**Bounding box entries**:

##########

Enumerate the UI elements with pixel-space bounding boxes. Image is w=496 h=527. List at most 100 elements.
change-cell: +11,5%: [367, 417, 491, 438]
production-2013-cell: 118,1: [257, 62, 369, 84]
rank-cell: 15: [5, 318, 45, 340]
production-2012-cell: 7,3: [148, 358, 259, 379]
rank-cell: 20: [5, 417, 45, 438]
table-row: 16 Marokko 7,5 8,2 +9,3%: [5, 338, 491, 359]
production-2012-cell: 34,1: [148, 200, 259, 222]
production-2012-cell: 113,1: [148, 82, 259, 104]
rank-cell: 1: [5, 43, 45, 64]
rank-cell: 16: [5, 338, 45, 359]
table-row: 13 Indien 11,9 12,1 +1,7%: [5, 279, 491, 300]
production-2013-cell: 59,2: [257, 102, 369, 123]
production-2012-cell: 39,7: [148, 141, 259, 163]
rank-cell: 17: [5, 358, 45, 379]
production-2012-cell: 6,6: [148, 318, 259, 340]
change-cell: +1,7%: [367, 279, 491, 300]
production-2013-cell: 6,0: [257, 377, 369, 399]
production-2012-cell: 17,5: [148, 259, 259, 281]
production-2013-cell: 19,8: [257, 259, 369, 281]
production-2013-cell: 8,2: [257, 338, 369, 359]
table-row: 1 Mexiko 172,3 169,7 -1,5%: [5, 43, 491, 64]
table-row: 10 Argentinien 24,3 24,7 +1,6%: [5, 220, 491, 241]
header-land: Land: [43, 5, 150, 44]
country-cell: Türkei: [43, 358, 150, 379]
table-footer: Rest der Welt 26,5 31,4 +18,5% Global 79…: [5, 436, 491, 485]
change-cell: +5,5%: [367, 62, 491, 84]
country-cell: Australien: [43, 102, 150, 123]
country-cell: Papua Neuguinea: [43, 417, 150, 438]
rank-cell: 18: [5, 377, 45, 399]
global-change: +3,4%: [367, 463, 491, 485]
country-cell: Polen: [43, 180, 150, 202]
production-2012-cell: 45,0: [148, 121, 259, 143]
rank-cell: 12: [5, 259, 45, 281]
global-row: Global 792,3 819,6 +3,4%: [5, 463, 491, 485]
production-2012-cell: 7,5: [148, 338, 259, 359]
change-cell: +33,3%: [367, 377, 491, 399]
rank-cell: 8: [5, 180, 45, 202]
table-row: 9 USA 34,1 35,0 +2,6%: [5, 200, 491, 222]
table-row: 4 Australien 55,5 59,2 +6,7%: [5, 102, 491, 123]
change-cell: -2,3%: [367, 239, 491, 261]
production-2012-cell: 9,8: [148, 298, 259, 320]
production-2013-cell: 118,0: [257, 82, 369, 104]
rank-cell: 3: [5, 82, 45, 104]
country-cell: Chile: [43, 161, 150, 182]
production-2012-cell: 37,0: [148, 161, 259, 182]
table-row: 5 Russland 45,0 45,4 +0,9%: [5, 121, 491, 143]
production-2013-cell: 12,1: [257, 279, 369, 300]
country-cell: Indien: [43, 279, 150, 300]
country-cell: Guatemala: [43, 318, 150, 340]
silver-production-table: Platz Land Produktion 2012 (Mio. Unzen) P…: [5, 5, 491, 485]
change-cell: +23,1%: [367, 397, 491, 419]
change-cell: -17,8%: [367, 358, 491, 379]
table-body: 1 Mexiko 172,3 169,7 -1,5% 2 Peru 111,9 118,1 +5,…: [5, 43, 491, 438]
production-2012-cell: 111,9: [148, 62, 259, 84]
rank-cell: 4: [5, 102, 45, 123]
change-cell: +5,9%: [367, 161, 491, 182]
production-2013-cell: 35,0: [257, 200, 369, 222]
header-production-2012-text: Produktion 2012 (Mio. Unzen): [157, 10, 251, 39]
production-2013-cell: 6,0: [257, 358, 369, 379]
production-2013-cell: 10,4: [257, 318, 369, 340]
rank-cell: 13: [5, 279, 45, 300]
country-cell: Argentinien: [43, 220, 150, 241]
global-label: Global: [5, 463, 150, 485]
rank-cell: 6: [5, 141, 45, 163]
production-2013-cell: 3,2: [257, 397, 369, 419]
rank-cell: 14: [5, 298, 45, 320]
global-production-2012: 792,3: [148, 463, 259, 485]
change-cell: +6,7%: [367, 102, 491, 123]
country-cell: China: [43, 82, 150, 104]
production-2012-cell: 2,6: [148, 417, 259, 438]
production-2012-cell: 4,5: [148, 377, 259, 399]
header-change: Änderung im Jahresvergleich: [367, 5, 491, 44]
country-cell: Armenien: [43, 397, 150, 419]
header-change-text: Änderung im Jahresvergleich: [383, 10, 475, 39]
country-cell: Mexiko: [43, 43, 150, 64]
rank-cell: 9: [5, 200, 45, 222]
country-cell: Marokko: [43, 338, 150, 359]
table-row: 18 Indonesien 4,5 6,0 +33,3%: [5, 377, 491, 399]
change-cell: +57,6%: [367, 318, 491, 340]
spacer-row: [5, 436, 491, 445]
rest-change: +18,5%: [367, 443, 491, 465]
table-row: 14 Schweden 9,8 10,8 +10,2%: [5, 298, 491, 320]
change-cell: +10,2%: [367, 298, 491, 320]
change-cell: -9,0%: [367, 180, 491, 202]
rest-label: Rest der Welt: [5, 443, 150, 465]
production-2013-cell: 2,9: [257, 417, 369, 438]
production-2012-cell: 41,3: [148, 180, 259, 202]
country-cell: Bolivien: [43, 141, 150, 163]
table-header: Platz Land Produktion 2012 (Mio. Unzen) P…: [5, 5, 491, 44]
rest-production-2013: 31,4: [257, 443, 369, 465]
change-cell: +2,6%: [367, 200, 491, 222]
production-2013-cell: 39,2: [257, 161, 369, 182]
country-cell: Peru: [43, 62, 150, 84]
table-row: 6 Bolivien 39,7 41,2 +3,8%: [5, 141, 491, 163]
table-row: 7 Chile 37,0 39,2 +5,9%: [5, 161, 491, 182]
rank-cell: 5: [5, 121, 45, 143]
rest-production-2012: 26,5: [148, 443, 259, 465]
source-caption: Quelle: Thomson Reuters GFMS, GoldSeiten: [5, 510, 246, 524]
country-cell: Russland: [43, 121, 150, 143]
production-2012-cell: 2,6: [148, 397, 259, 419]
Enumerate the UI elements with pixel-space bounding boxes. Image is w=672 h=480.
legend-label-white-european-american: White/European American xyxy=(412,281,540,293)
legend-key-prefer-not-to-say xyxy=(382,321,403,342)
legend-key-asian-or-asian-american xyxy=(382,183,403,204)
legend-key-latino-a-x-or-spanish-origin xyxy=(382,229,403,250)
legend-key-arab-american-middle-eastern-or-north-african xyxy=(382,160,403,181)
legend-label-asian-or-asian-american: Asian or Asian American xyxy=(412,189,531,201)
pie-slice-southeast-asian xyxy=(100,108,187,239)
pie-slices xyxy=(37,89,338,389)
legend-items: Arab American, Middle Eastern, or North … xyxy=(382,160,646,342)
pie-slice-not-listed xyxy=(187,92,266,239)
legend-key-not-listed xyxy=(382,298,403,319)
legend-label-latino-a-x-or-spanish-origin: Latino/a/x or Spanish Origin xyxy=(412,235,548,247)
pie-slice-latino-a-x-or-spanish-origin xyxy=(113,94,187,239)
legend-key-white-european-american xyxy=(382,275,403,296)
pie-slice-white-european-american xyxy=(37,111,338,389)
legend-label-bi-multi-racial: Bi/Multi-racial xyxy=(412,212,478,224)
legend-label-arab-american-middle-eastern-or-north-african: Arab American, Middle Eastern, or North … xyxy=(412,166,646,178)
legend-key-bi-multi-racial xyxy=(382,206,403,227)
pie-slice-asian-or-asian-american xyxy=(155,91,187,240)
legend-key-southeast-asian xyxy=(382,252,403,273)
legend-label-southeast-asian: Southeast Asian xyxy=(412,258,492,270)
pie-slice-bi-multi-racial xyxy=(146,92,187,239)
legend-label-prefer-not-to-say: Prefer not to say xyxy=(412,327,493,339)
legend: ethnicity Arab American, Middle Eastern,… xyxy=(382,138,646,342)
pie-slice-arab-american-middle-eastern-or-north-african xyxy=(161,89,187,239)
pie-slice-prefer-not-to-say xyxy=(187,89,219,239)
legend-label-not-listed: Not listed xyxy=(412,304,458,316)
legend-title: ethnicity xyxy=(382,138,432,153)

##########

**To do**:
Repeat every line of the records above, from the first line down to the line that contains "change-cell: +1,7%: [367, 279, 491, 300]", including both of those lines.

**Result**:
Enumerate the UI elements with pixel-space bounding boxes. Image is w=496 h=527. List at most 100 elements.
change-cell: +11,5%: [367, 417, 491, 438]
production-2013-cell: 118,1: [257, 62, 369, 84]
rank-cell: 15: [5, 318, 45, 340]
production-2012-cell: 7,3: [148, 358, 259, 379]
rank-cell: 20: [5, 417, 45, 438]
table-row: 16 Marokko 7,5 8,2 +9,3%: [5, 338, 491, 359]
production-2012-cell: 34,1: [148, 200, 259, 222]
production-2012-cell: 113,1: [148, 82, 259, 104]
rank-cell: 1: [5, 43, 45, 64]
rank-cell: 16: [5, 338, 45, 359]
table-row: 13 Indien 11,9 12,1 +1,7%: [5, 279, 491, 300]
production-2013-cell: 59,2: [257, 102, 369, 123]
production-2012-cell: 39,7: [148, 141, 259, 163]
rank-cell: 17: [5, 358, 45, 379]
production-2012-cell: 6,6: [148, 318, 259, 340]
change-cell: +1,7%: [367, 279, 491, 300]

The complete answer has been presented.